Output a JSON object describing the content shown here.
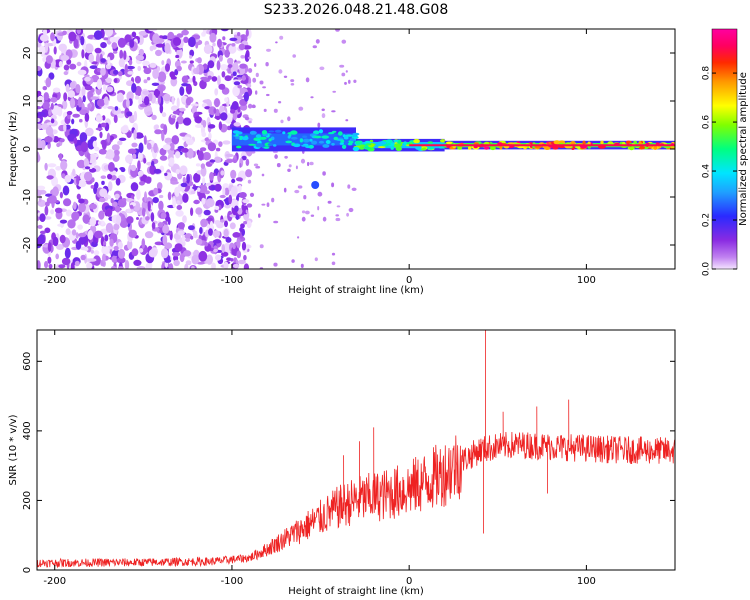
{
  "title": "S233.2026.048.21.48.G08",
  "chart_data": [
    {
      "type": "heatmap",
      "xlabel": "Height of straight line (km)",
      "ylabel": "Frequency (Hz)",
      "xlim": [
        -210,
        150
      ],
      "ylim": [
        -25,
        25
      ],
      "xticks": [
        -200,
        -100,
        0,
        100
      ],
      "yticks": [
        -20,
        -10,
        0,
        10,
        20
      ],
      "colorbar": {
        "label": "Normalized spectral amplitude",
        "range": [
          0,
          0.98
        ],
        "ticks": [
          "0.0",
          "0.2",
          "0.4",
          "0.6",
          "0.8"
        ]
      },
      "features": {
        "noise_region_x": [
          -210,
          -95
        ],
        "signal_start_x": -100,
        "signal_line_frequency_hz": 0.8,
        "signal_band_segments": [
          {
            "x": [
              -100,
              -30
            ],
            "freq_center": 2,
            "freq_halfwidth": 2.5,
            "amplitude": 0.45
          },
          {
            "x": [
              -30,
              20
            ],
            "freq_center": 0.8,
            "freq_halfwidth": 1.3,
            "amplitude": 0.6
          },
          {
            "x": [
              20,
              150
            ],
            "freq_center": 0.8,
            "freq_halfwidth": 0.9,
            "amplitude": 0.9
          }
        ],
        "isolated_blob": {
          "x": -53,
          "freq": -7.5,
          "amplitude": 0.25
        }
      }
    },
    {
      "type": "line",
      "xlabel": "Height of straight line (km)",
      "ylabel": "SNR (10 * v/v)",
      "xlim": [
        -210,
        150
      ],
      "ylim": [
        0,
        690
      ],
      "xticks": [
        -200,
        -100,
        0,
        100
      ],
      "yticks": [
        0,
        200,
        400,
        600
      ],
      "color": "#ee2222",
      "envelope_points": [
        [
          -210,
          20
        ],
        [
          -150,
          22
        ],
        [
          -110,
          25
        ],
        [
          -90,
          35
        ],
        [
          -80,
          60
        ],
        [
          -70,
          90
        ],
        [
          -60,
          120
        ],
        [
          -50,
          150
        ],
        [
          -40,
          180
        ],
        [
          -30,
          200
        ],
        [
          -20,
          210
        ],
        [
          -10,
          220
        ],
        [
          0,
          235
        ],
        [
          10,
          255
        ],
        [
          20,
          280
        ],
        [
          30,
          315
        ],
        [
          40,
          345
        ],
        [
          50,
          355
        ],
        [
          60,
          360
        ],
        [
          80,
          355
        ],
        [
          100,
          350
        ],
        [
          120,
          345
        ],
        [
          150,
          342
        ]
      ],
      "spikes": [
        {
          "x": -37,
          "y": 330
        },
        {
          "x": -28,
          "y": 370
        },
        {
          "x": -20,
          "y": 410
        },
        {
          "x": 43,
          "y": 690
        },
        {
          "x": 42,
          "y": 105
        },
        {
          "x": 53,
          "y": 455
        },
        {
          "x": 72,
          "y": 470
        },
        {
          "x": 90,
          "y": 490
        },
        {
          "x": 78,
          "y": 220
        }
      ]
    }
  ]
}
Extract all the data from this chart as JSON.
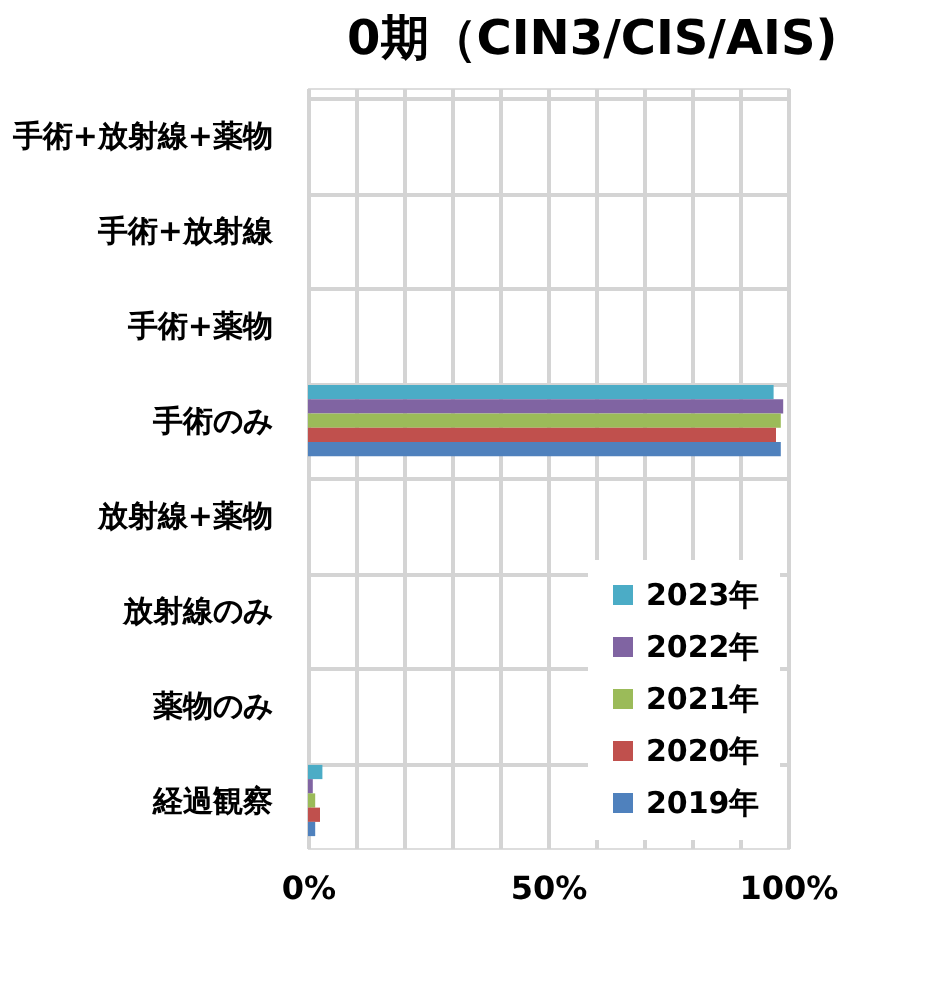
{
  "chart_data": {
    "type": "bar",
    "orientation": "horizontal",
    "title": "0期（CIN3/CIS/AIS)",
    "categories": [
      "手術+放射線+薬物",
      "手術+放射線",
      "手術+薬物",
      "手術のみ",
      "放射線+薬物",
      "放射線のみ",
      "薬物のみ",
      "経過観察"
    ],
    "series": [
      {
        "name": "2023年",
        "color": "#4bacc6",
        "values": [
          0,
          0,
          0,
          97,
          0,
          0,
          0,
          3
        ]
      },
      {
        "name": "2022年",
        "color": "#8064a2",
        "values": [
          0,
          0,
          0,
          99,
          0,
          0,
          0,
          1
        ]
      },
      {
        "name": "2021年",
        "color": "#9bbb59",
        "values": [
          0,
          0,
          0,
          98.5,
          0,
          0,
          0,
          1.5
        ]
      },
      {
        "name": "2020年",
        "color": "#c0504d",
        "values": [
          0,
          0,
          0,
          97.5,
          0,
          0,
          0,
          2.5
        ]
      },
      {
        "name": "2019年",
        "color": "#4f81bd",
        "values": [
          0,
          0,
          0,
          98.5,
          0,
          0,
          0,
          1.5
        ]
      }
    ],
    "xlim": [
      0,
      100
    ],
    "xticks": [
      {
        "value": 0,
        "label": "0%"
      },
      {
        "value": 10,
        "label": null
      },
      {
        "value": 20,
        "label": null
      },
      {
        "value": 30,
        "label": null
      },
      {
        "value": 40,
        "label": null
      },
      {
        "value": 50,
        "label": "50%"
      },
      {
        "value": 60,
        "label": null
      },
      {
        "value": 70,
        "label": null
      },
      {
        "value": 80,
        "label": null
      },
      {
        "value": 90,
        "label": null
      },
      {
        "value": 100,
        "label": "100%"
      }
    ],
    "grid": true,
    "legend": "bottom right"
  }
}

......

▸ **To do**:
In the records above, collect each line with "JSON".

▸ **Response to this task**:
Output a JSON object describing the content shown here.
Extract all the data from this chart as JSON.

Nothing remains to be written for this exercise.